PROBLEM STATEMENT: Work through the entries below and report how many lines include "title". The number alone is the answer.

-- START OF PROVIDED MATERIAL --

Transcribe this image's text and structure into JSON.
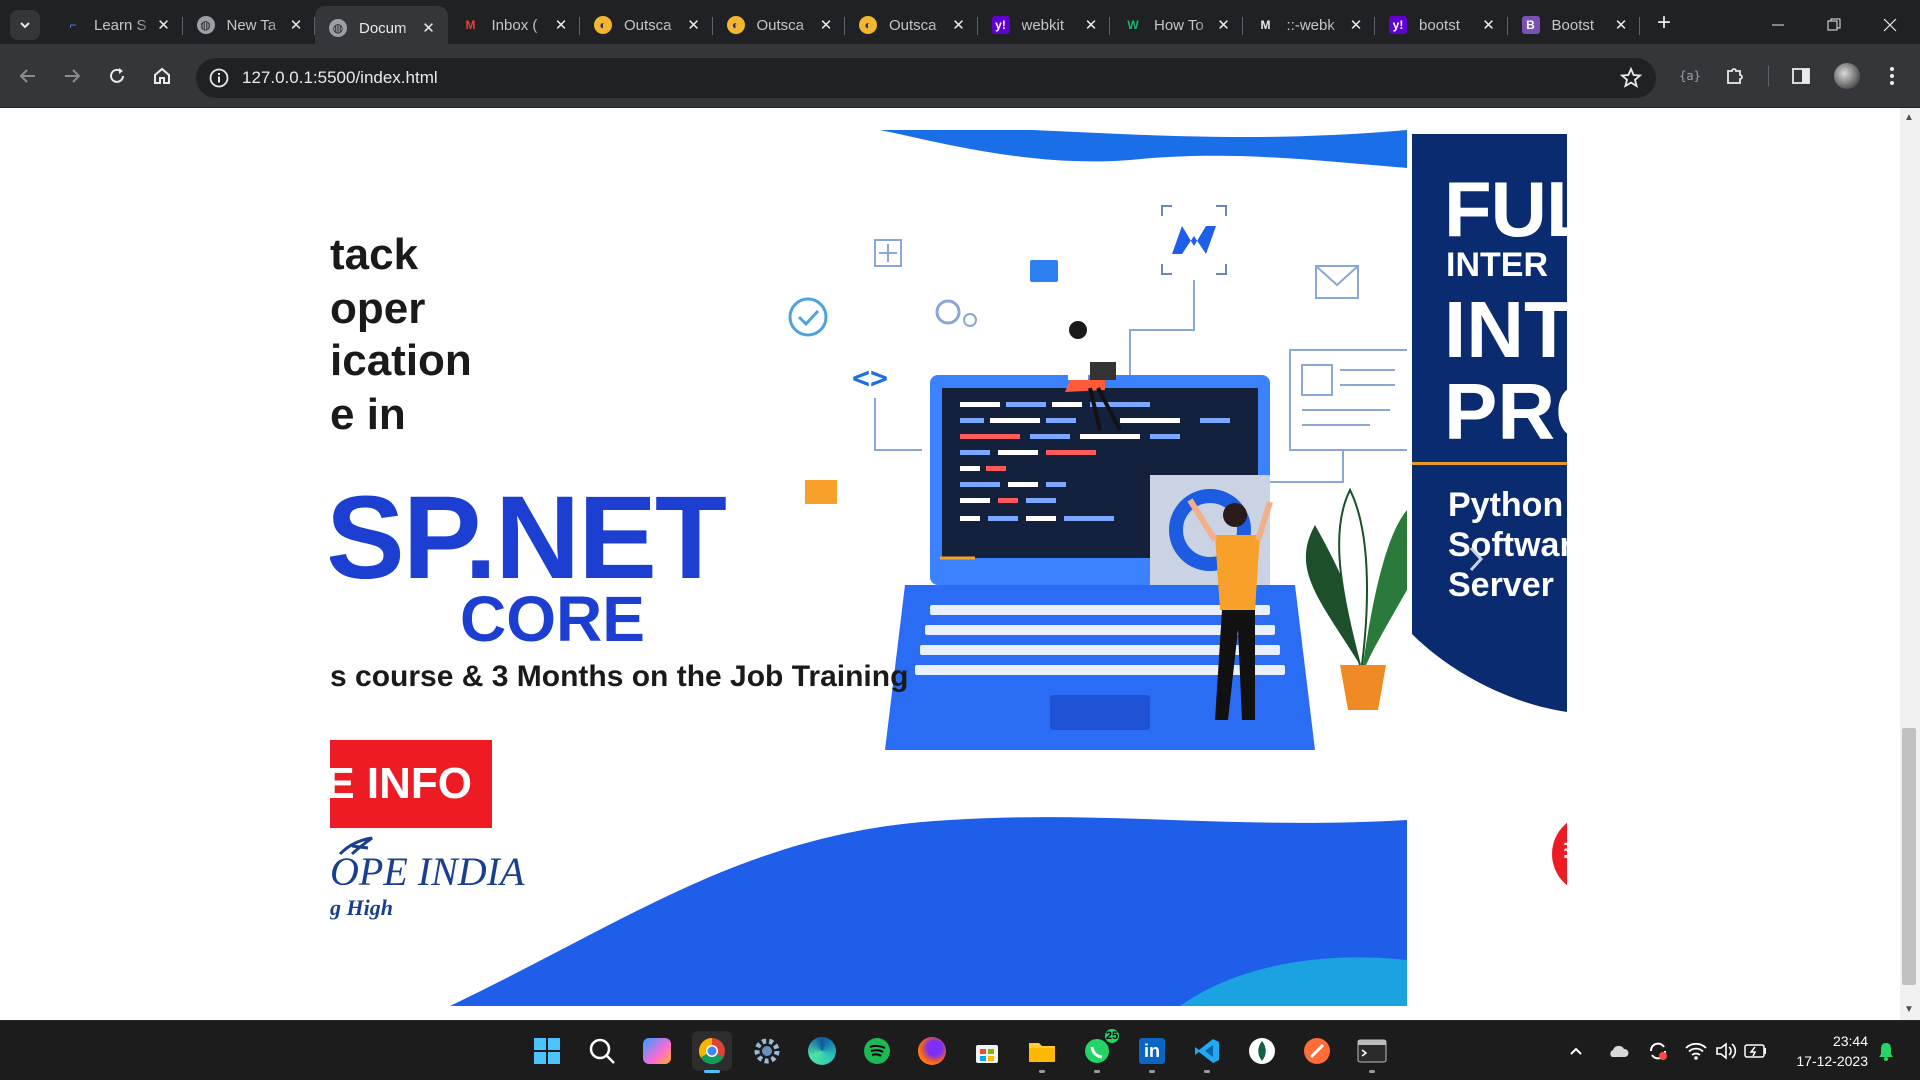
{
  "browser": {
    "tabs": [
      {
        "title": "Learn S",
        "favicon": "learn-favicon",
        "active": false
      },
      {
        "title": "New Ta",
        "favicon": "globe-icon",
        "active": false
      },
      {
        "title": "Docum",
        "favicon": "globe-icon",
        "active": true
      },
      {
        "title": "Inbox (",
        "favicon": "gmail-icon",
        "active": false
      },
      {
        "title": "Outsca",
        "favicon": "outscal-icon",
        "active": false
      },
      {
        "title": "Outsca",
        "favicon": "outscal-icon",
        "active": false
      },
      {
        "title": "Outsca",
        "favicon": "outscal-icon",
        "active": false
      },
      {
        "title": "webkit",
        "favicon": "yahoo-icon",
        "active": false
      },
      {
        "title": "How To",
        "favicon": "w-icon",
        "active": false
      },
      {
        "title": "::-webk",
        "favicon": "m-icon",
        "active": false
      },
      {
        "title": "bootst",
        "favicon": "yahoo-icon",
        "active": false
      },
      {
        "title": "Bootst",
        "favicon": "bootstrap-icon",
        "active": false
      }
    ],
    "url": "127.0.0.1:5500/index.html"
  },
  "banner1": {
    "lines": [
      "tack",
      "oper",
      "ication",
      "e in"
    ],
    "tech": "SP.NET",
    "tech_sub": "CORE",
    "course_line": "s course & 3 Months on the Job Training",
    "info_button": "E INFO",
    "logo_name": "OPE INDIA",
    "logo_tag": "g High"
  },
  "banner2": {
    "line1": "FUL",
    "line2": "INTER",
    "line3": "INT",
    "line4": "PRO",
    "sub1": "Python",
    "sub2": "Softwar",
    "sub3": "Server"
  },
  "taskbar": {
    "whatsapp_badge": "25",
    "time": "23:44",
    "date": "17-12-2023"
  },
  "colors": {
    "brand_blue": "#1c3fd1",
    "info_red": "#ed1c24",
    "navy": "#0a2b6f",
    "orange": "#e49a1a"
  }
}
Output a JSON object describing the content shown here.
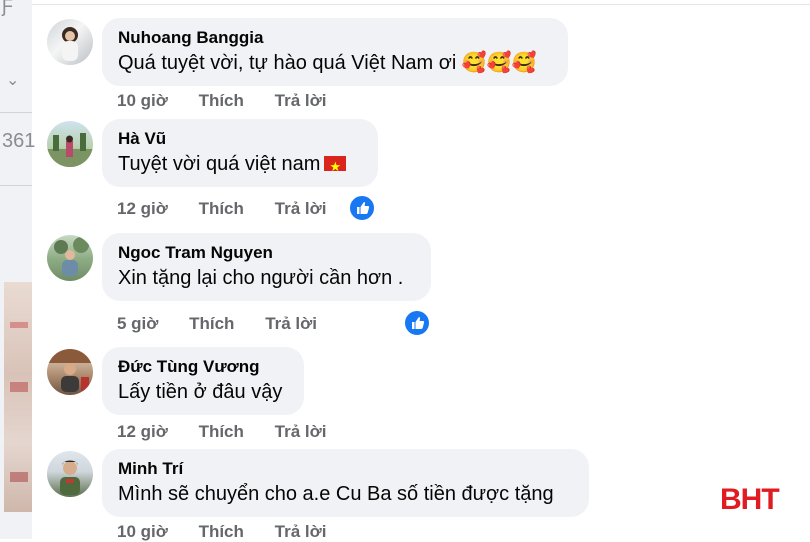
{
  "left_strip": {
    "frag1": "Ƒ",
    "frag2": "361"
  },
  "comments": [
    {
      "author": "Nuhoang Banggia",
      "text": "Quá tuyệt vời, tự hào quá Việt Nam ơi",
      "emoji": "🥰🥰🥰",
      "time": "10 giờ",
      "like": "Thích",
      "reply": "Trả lời"
    },
    {
      "author": "Hà Vũ",
      "text": "Tuyệt vời quá việt nam",
      "emoji": "",
      "time": "12 giờ",
      "like": "Thích",
      "reply": "Trả lời"
    },
    {
      "author": "Ngoc Tram Nguyen",
      "text": "Xin tặng lại cho người cần hơn .",
      "emoji": "",
      "time": "5 giờ",
      "like": "Thích",
      "reply": "Trả lời"
    },
    {
      "author": "Đức Tùng Vương",
      "text": "Lấy tiền ở đâu vậy",
      "emoji": "",
      "time": "12 giờ",
      "like": "Thích",
      "reply": "Trả lời"
    },
    {
      "author": "Minh Trí",
      "text": "Mình sẽ chuyển cho a.e Cu Ba số tiền được tặng",
      "emoji": "",
      "time": "10 giờ",
      "like": "Thích",
      "reply": "Trả lời"
    }
  ],
  "watermark": "BHT",
  "colors": {
    "reaction_blue": "#1877f2",
    "bubble_bg": "#f0f2f5",
    "logo_red": "#e01b22"
  }
}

-- END OF PROVIDED MATERIAL --

EXERCISE RESPONSE: 12